> [Given problem]
Reproduce the listing that follows with no differences at all.

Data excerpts
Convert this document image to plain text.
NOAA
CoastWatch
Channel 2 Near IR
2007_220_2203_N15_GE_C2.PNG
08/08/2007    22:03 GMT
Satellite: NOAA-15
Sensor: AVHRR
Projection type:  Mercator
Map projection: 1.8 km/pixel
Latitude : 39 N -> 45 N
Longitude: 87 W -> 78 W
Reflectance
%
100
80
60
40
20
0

> [Solution for this exercise]
Convert this document image to plain text.
NOAA
CoastWatch
Channel 2 Near IR
2007_220_2203_N15_GE_C2.PNG
08/08/2007    22:03 GMT
Satellite: NOAA-15
Sensor: AVHRR
Projection type:  Mercator
Map projection: 1.8 km/pixel
Latitude : 39 N -> 45 N
Longitude: 87 W -> 78 W
Reflectance
%
100
80
60
40
20
0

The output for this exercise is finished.